Excerpt from a dataset:
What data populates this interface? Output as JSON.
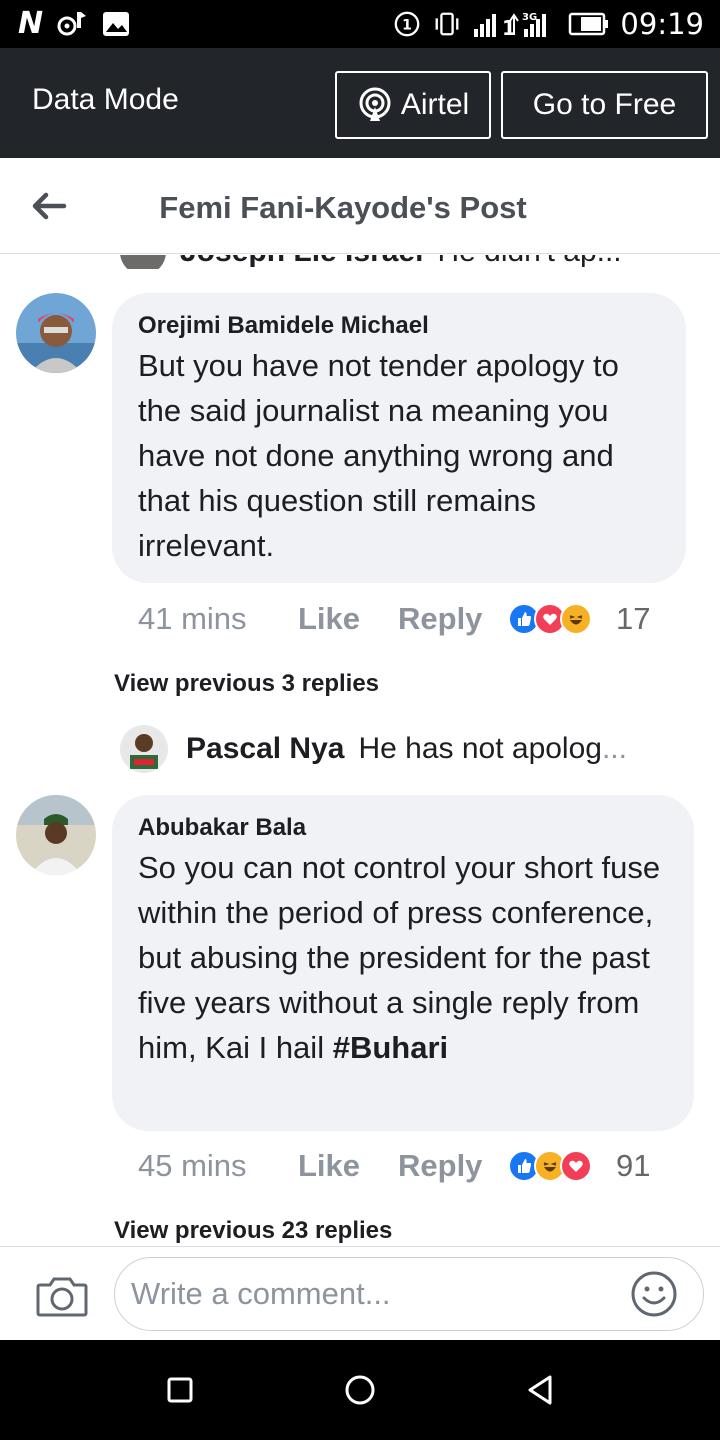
{
  "status_bar": {
    "logo": "N",
    "time": "09:19",
    "network_label": "3G",
    "icons": [
      "n-logo",
      "music-notification-icon",
      "image-icon",
      "hotspot-icon",
      "vibrate-icon",
      "signal-icon",
      "data-arrows-icon",
      "battery-icon"
    ]
  },
  "data_mode": {
    "label": "Data Mode",
    "carrier_button": "Airtel",
    "free_button": "Go to Free",
    "carrier_icon": "broadcast-icon"
  },
  "header": {
    "title": "Femi Fani-Kayode's Post",
    "back_icon": "back-arrow-icon"
  },
  "cut_off_reply": {
    "name": "Joseph Lie Israel",
    "text": "He didn't ap...",
    "avatar_color": "#6d6a6a"
  },
  "comments": [
    {
      "author": "Orejimi Bamidele Michael",
      "text": "But you have not tender apology to the said journalist na meaning you have not done anything wrong and that his question still remains irrelevant.",
      "time": "41 mins",
      "like_label": "Like",
      "reply_label": "Reply",
      "reactions": [
        "like",
        "love",
        "haha"
      ],
      "reaction_count": "17",
      "view_previous": "View previous 3 replies",
      "preview_reply": {
        "name": "Pascal Nya",
        "text": "He has not apolog",
        "ellipsis": "..."
      }
    },
    {
      "author": "Abubakar Bala",
      "text": "So you can not control your short fuse within the period of press conference, but abusing the president for the past five years without a single reply from him, Kai I hail ",
      "hashtag": "#Buhari",
      "time": "45 mins",
      "like_label": "Like",
      "reply_label": "Reply",
      "reactions": [
        "like",
        "haha",
        "love"
      ],
      "reaction_count": "91",
      "view_previous": "View previous 23 replies"
    }
  ],
  "composer": {
    "placeholder": "Write a comment...",
    "camera_icon": "camera-icon",
    "emoji_icon": "emoji-icon"
  },
  "nav_bar": {
    "icons": [
      "recents-square-icon",
      "home-circle-icon",
      "back-triangle-icon"
    ]
  },
  "colors": {
    "data_bar": "#22252a",
    "bubble": "#f0f2f5",
    "meta_text": "#8d949e",
    "like_blue": "#1877f2",
    "love_red": "#f33e58",
    "haha_yellow": "#f7b125"
  }
}
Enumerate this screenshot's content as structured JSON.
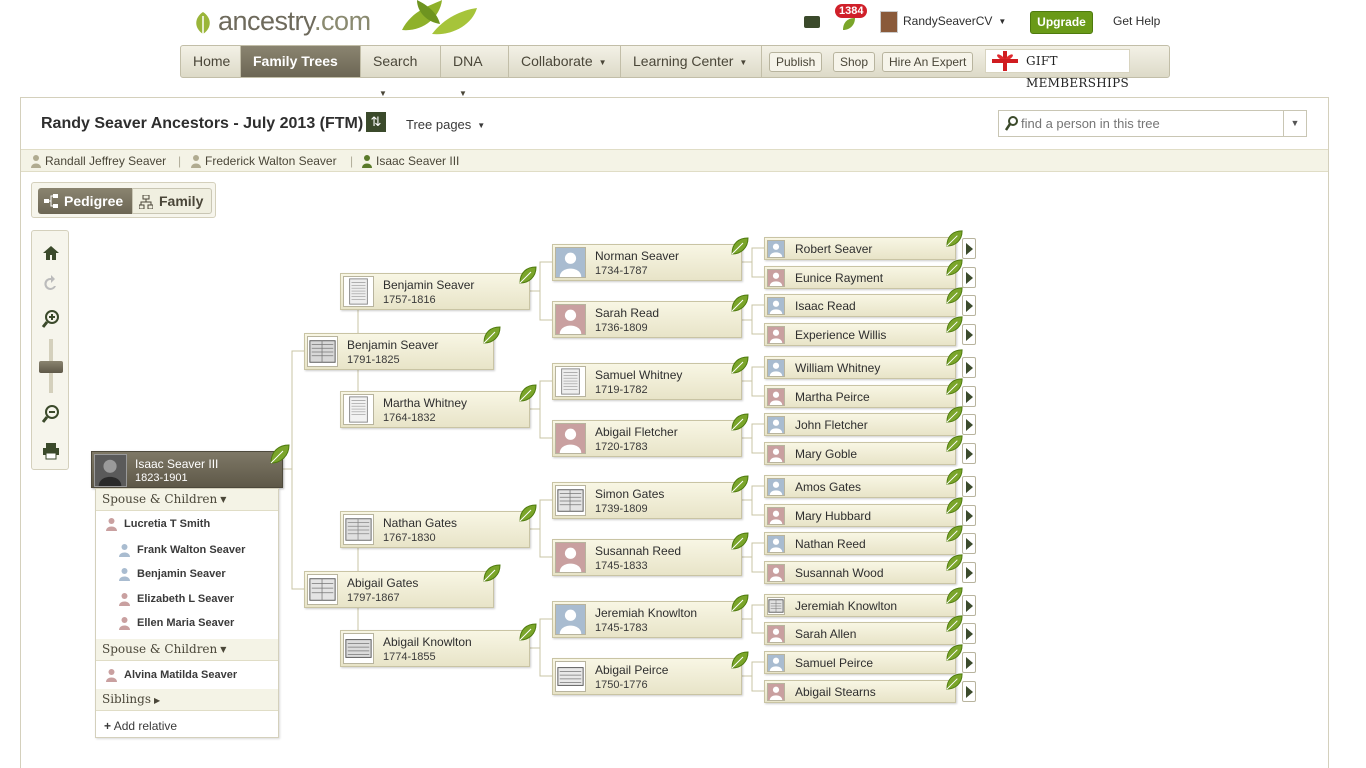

Exercise goal:
With the pictures omitted, reproduce the records in full and exactly.

Task solution:
What data populates this interface? Output as JSON.
{
  "status_bar": {
    "logo": "N",
    "time": "09:19",
    "network_label": "3G",
    "icons": [
      "n-logo",
      "music-notification-icon",
      "image-icon",
      "hotspot-icon",
      "vibrate-icon",
      "signal-icon",
      "data-arrows-icon",
      "battery-icon"
    ]
  },
  "data_mode": {
    "label": "Data Mode",
    "carrier_button": "Airtel",
    "free_button": "Go to Free",
    "carrier_icon": "broadcast-icon"
  },
  "header": {
    "title": "Femi Fani-Kayode's Post",
    "back_icon": "back-arrow-icon"
  },
  "cut_off_reply": {
    "name": "Joseph Lie Israel",
    "text": "He didn't ap...",
    "avatar_color": "#6d6a6a"
  },
  "comments": [
    {
      "author": "Orejimi Bamidele Michael",
      "text": "But you have not tender apology to the said journalist na meaning you have not done anything wrong and that his question still remains irrelevant.",
      "time": "41 mins",
      "like_label": "Like",
      "reply_label": "Reply",
      "reactions": [
        "like",
        "love",
        "haha"
      ],
      "reaction_count": "17",
      "view_previous": "View previous 3 replies",
      "preview_reply": {
        "name": "Pascal Nya",
        "text": "He has not apolog",
        "ellipsis": "..."
      }
    },
    {
      "author": "Abubakar Bala",
      "text": "So you can not control your short fuse within the period of press conference, but abusing the president for the past five years without a single reply from him, Kai I hail ",
      "hashtag": "#Buhari",
      "time": "45 mins",
      "like_label": "Like",
      "reply_label": "Reply",
      "reactions": [
        "like",
        "haha",
        "love"
      ],
      "reaction_count": "91",
      "view_previous": "View previous 23 replies"
    }
  ],
  "composer": {
    "placeholder": "Write a comment...",
    "camera_icon": "camera-icon",
    "emoji_icon": "emoji-icon"
  },
  "nav_bar": {
    "icons": [
      "recents-square-icon",
      "home-circle-icon",
      "back-triangle-icon"
    ]
  },
  "colors": {
    "data_bar": "#22252a",
    "bubble": "#f0f2f5",
    "meta_text": "#8d949e",
    "like_blue": "#1877f2",
    "love_red": "#f33e58",
    "haha_yellow": "#f7b125"
  }
}
Enumerate this screenshot's content as structured JSON.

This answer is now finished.